### EXCERPTED DATA

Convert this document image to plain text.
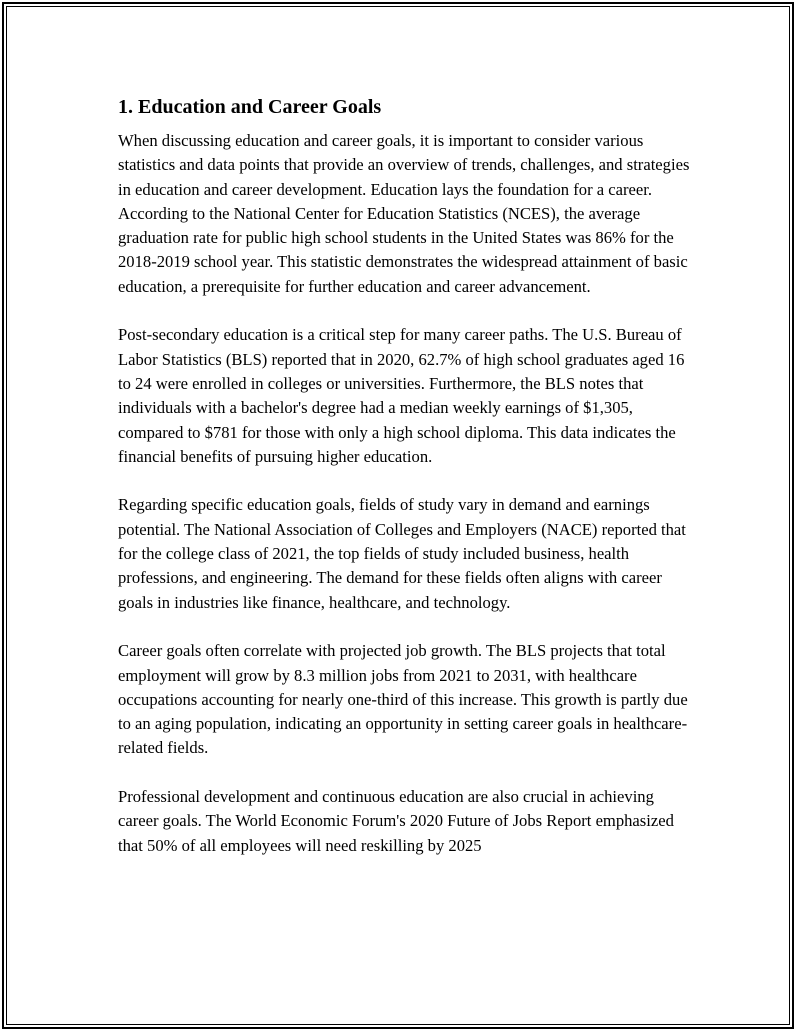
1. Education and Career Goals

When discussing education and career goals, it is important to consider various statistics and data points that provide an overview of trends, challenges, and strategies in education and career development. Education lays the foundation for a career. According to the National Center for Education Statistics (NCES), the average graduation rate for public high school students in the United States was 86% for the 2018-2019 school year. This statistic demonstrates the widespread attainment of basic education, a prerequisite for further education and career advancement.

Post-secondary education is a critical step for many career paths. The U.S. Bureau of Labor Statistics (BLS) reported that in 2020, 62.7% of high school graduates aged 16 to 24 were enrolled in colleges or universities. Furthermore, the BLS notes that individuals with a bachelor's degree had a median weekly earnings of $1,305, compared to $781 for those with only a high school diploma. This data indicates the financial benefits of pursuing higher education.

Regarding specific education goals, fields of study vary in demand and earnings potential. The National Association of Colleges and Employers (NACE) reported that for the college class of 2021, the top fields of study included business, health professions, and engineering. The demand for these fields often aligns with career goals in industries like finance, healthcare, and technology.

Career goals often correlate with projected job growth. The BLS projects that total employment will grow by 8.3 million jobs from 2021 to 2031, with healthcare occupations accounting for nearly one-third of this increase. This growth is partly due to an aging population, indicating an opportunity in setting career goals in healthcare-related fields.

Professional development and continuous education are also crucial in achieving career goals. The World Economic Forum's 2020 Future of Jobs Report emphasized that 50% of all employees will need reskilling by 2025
* * *
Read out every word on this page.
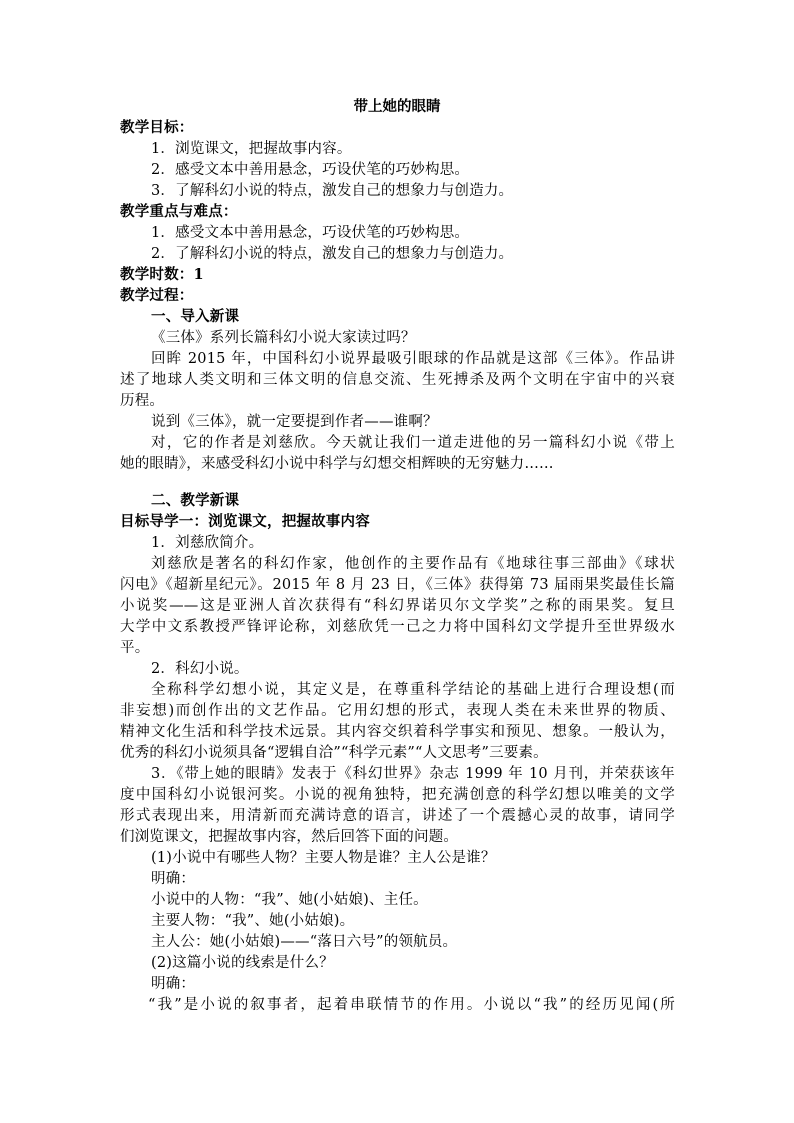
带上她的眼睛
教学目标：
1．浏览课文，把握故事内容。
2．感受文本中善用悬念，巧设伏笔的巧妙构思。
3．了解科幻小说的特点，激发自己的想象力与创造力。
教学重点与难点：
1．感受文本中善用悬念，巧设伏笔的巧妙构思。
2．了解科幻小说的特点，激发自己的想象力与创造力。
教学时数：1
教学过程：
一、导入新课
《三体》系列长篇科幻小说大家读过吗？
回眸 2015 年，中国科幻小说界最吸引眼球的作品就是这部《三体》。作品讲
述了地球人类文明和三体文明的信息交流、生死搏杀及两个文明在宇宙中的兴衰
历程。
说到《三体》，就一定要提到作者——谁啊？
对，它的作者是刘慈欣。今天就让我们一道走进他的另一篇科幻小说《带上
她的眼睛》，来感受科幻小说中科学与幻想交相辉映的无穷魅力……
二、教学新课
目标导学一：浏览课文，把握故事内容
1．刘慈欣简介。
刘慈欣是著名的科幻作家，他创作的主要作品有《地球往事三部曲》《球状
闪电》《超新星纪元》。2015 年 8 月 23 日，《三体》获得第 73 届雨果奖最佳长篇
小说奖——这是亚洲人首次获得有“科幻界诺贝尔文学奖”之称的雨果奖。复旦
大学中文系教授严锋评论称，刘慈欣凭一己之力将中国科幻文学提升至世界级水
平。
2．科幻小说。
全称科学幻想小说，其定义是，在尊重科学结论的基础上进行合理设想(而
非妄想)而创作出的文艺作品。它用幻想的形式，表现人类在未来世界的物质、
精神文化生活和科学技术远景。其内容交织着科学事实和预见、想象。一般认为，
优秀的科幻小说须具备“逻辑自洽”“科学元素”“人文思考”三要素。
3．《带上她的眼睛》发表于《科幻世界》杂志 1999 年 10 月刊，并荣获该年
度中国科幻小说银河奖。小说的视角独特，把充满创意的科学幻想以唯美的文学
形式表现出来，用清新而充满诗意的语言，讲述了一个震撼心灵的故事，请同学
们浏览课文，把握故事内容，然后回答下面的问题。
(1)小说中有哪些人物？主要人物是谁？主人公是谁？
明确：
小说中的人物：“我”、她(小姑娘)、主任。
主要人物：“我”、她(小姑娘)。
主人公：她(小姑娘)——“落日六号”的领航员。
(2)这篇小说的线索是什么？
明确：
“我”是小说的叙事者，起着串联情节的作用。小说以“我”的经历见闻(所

### INSTRUCTIONS FOR THE TASK
Copy each line of the listing in which the word "感受文本中善用悬念" can be found.

### EXERCISE RESPONSE
2．感受文本中善用悬念，巧设伏笔的巧妙构思。
1．感受文本中善用悬念，巧设伏笔的巧妙构思。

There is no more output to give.